- _What the exercise asks_
Which lines hold the string "Mohammad"? Copy every one of them.

- _Data rows_
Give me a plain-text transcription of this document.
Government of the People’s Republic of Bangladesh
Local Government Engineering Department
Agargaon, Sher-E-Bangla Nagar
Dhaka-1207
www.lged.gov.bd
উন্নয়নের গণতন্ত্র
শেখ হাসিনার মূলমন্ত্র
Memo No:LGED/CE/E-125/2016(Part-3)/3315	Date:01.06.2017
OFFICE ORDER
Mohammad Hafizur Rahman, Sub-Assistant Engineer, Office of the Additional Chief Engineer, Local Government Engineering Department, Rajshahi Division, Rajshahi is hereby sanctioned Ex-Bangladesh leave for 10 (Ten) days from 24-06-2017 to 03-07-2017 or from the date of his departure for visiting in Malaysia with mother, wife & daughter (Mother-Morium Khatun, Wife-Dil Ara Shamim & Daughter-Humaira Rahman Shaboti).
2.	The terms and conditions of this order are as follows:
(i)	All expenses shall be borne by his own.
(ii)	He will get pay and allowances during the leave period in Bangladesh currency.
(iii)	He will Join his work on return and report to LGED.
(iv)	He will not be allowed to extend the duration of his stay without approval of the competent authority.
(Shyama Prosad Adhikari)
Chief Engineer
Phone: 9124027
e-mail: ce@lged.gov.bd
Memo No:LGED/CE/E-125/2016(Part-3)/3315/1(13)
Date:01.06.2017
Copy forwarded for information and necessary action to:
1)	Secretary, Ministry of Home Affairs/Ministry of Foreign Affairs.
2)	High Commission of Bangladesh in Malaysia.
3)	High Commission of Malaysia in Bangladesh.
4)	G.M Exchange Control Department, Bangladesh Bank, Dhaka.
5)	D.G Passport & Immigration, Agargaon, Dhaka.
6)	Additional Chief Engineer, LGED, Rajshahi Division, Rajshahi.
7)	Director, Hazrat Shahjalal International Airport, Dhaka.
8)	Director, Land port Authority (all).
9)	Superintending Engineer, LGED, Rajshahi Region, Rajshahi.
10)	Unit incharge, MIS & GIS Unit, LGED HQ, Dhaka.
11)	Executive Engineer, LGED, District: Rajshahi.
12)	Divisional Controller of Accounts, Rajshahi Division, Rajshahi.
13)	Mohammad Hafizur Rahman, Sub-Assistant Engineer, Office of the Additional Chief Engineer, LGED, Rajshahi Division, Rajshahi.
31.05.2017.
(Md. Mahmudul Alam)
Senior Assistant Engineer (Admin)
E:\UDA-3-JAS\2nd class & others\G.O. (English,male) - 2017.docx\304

* * *

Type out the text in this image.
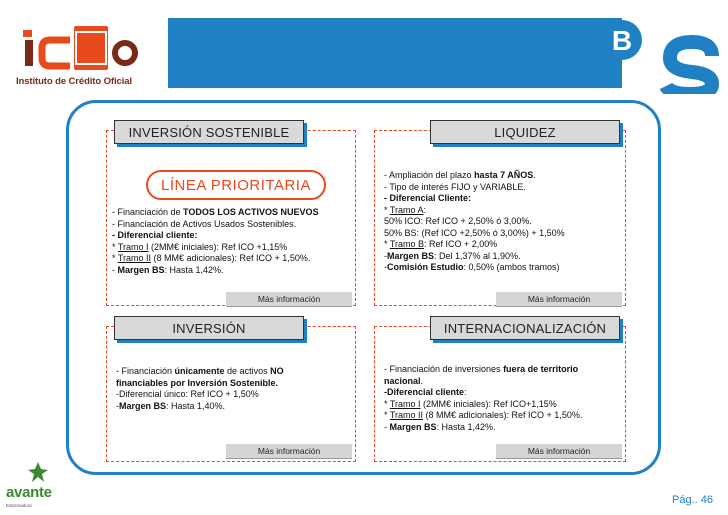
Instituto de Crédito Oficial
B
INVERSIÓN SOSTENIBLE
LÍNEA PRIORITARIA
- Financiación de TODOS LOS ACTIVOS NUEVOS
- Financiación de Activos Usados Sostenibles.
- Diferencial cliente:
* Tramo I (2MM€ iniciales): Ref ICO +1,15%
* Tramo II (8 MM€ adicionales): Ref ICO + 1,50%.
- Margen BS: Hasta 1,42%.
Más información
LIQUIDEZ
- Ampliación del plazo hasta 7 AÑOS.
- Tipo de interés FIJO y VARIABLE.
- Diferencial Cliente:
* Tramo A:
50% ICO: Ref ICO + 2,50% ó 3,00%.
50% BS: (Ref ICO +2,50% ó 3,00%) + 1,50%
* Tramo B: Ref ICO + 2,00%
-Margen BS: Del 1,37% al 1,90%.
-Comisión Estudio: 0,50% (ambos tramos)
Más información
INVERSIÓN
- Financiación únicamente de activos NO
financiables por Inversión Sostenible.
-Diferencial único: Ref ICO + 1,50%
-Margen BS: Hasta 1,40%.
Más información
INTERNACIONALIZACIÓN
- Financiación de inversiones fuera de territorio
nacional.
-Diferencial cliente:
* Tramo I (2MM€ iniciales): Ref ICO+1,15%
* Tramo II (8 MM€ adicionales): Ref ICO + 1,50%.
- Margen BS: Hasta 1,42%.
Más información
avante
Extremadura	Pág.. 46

- _Expected answer_
Mohammad Hafizur Rahman, Sub-Assistant Engineer, Office of the Additional Chief Engineer, Local Government Engineering Department, Rajshahi Division, Rajshahi is hereby sanctioned Ex-Bangladesh leave for 10 (Ten) days from 24-06-2017 to 03-07-2017 or from the date of his departure for visiting in Malaysia with mother, wife & daughter (Mother-Morium Khatun, Wife-Dil Ara Shamim & Daughter-Humaira Rahman Shaboti).
13)	Mohammad Hafizur Rahman, Sub-Assistant Engineer, Office of the Additional Chief Engineer, LGED, Rajshahi Division, Rajshahi.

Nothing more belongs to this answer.